What the exercise asks ▸
Copy out all the records exactly.

** BEGIN Extracted records **

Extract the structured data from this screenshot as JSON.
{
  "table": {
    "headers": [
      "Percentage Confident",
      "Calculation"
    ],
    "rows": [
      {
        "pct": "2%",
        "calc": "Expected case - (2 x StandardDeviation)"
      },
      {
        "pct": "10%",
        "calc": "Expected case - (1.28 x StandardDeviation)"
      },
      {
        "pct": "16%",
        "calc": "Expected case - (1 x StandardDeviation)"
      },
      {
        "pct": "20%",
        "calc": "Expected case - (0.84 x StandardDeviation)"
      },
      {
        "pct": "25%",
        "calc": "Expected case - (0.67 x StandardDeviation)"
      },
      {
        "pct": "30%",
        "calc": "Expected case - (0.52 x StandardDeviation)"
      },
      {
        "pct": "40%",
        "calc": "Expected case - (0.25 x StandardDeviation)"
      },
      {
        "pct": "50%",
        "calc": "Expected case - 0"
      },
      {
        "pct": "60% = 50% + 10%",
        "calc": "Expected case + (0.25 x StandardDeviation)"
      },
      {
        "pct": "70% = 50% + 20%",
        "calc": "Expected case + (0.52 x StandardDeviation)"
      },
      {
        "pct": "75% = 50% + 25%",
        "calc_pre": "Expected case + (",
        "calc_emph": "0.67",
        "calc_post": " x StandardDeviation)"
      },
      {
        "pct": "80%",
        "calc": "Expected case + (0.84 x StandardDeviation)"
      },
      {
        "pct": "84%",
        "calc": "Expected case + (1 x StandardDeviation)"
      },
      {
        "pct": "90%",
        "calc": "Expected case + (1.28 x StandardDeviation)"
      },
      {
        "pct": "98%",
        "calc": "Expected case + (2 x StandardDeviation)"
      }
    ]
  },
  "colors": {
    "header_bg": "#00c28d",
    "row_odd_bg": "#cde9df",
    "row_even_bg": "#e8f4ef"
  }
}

** END Extracted records **

Solution for this exercise ▸
Extract the structured data from this screenshot as JSON.
{
  "table": {
    "headers": [
      "Percentage Confident",
      "Calculation"
    ],
    "rows": [
      {
        "pct": "2%",
        "calc": "Expected case - (2 x StandardDeviation)"
      },
      {
        "pct": "10%",
        "calc": "Expected case - (1.28 x StandardDeviation)"
      },
      {
        "pct": "16%",
        "calc": "Expected case - (1 x StandardDeviation)"
      },
      {
        "pct": "20%",
        "calc": "Expected case - (0.84 x StandardDeviation)"
      },
      {
        "pct": "25%",
        "calc": "Expected case - (0.67 x StandardDeviation)"
      },
      {
        "pct": "30%",
        "calc": "Expected case - (0.52 x StandardDeviation)"
      },
      {
        "pct": "40%",
        "calc": "Expected case - (0.25 x StandardDeviation)"
      },
      {
        "pct": "50%",
        "calc": "Expected case - 0"
      },
      {
        "pct": "60% = 50% + 10%",
        "calc": "Expected case + (0.25 x StandardDeviation)"
      },
      {
        "pct": "70% = 50% + 20%",
        "calc": "Expected case + (0.52 x StandardDeviation)"
      },
      {
        "pct": "75% = 50% + 25%",
        "calc_pre": "Expected case + (",
        "calc_emph": "0.67",
        "calc_post": " x StandardDeviation)"
      },
      {
        "pct": "80%",
        "calc": "Expected case + (0.84 x StandardDeviation)"
      },
      {
        "pct": "84%",
        "calc": "Expected case + (1 x StandardDeviation)"
      },
      {
        "pct": "90%",
        "calc": "Expected case + (1.28 x StandardDeviation)"
      },
      {
        "pct": "98%",
        "calc": "Expected case + (2 x StandardDeviation)"
      }
    ]
  },
  "colors": {
    "header_bg": "#00c28d",
    "row_odd_bg": "#cde9df",
    "row_even_bg": "#e8f4ef"
  }
}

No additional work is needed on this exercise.